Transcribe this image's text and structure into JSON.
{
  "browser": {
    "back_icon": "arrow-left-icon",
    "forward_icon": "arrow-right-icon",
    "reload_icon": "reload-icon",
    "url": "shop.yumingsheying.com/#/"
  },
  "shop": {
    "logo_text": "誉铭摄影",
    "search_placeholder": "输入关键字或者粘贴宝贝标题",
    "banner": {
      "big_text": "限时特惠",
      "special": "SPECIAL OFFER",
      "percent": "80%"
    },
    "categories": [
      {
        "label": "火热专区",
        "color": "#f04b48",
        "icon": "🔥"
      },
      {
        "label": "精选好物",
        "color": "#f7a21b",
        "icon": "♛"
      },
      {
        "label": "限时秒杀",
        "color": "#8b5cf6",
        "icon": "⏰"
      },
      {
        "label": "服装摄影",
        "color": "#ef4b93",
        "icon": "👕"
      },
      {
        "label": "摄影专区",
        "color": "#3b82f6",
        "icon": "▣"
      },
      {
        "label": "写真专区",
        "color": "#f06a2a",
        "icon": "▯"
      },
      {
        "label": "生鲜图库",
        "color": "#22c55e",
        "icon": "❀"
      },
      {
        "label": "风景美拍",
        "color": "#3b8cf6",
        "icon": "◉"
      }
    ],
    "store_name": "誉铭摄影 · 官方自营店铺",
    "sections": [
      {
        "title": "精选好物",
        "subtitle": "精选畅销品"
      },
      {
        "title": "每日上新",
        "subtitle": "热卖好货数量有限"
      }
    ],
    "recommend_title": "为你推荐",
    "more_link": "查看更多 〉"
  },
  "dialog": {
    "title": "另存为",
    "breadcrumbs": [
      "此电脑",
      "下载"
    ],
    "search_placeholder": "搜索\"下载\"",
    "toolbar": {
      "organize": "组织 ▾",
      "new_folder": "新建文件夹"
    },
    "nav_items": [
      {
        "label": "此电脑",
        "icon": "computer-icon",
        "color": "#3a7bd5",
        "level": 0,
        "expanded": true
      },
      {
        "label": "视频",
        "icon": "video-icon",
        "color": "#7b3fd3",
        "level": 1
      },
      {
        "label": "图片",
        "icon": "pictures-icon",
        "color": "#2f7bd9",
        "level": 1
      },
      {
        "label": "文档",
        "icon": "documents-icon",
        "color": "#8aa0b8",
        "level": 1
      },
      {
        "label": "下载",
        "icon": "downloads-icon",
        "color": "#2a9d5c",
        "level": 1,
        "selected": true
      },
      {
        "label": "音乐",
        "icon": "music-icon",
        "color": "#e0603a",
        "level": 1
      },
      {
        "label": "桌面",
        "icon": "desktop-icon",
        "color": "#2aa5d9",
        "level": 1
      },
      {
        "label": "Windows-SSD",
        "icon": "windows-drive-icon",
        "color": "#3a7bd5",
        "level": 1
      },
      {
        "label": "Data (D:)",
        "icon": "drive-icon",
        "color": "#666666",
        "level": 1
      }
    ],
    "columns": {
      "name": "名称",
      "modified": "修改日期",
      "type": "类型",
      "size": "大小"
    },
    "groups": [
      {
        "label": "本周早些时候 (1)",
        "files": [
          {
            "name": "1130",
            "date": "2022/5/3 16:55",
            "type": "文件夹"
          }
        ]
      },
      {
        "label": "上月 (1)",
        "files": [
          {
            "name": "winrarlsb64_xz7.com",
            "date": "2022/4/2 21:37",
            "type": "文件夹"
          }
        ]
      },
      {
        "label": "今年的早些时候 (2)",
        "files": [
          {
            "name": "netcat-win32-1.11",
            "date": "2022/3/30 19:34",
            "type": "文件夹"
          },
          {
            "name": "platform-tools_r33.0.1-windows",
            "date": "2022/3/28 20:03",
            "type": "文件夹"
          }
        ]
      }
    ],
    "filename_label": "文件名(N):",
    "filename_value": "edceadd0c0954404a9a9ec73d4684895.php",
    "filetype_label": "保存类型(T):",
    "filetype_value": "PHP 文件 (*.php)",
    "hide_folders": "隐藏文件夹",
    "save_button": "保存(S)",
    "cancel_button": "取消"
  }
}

#####

Given task: What is the number of lines above that hold the string "drive"? Answer with that number alone.

Response to this exercise: 2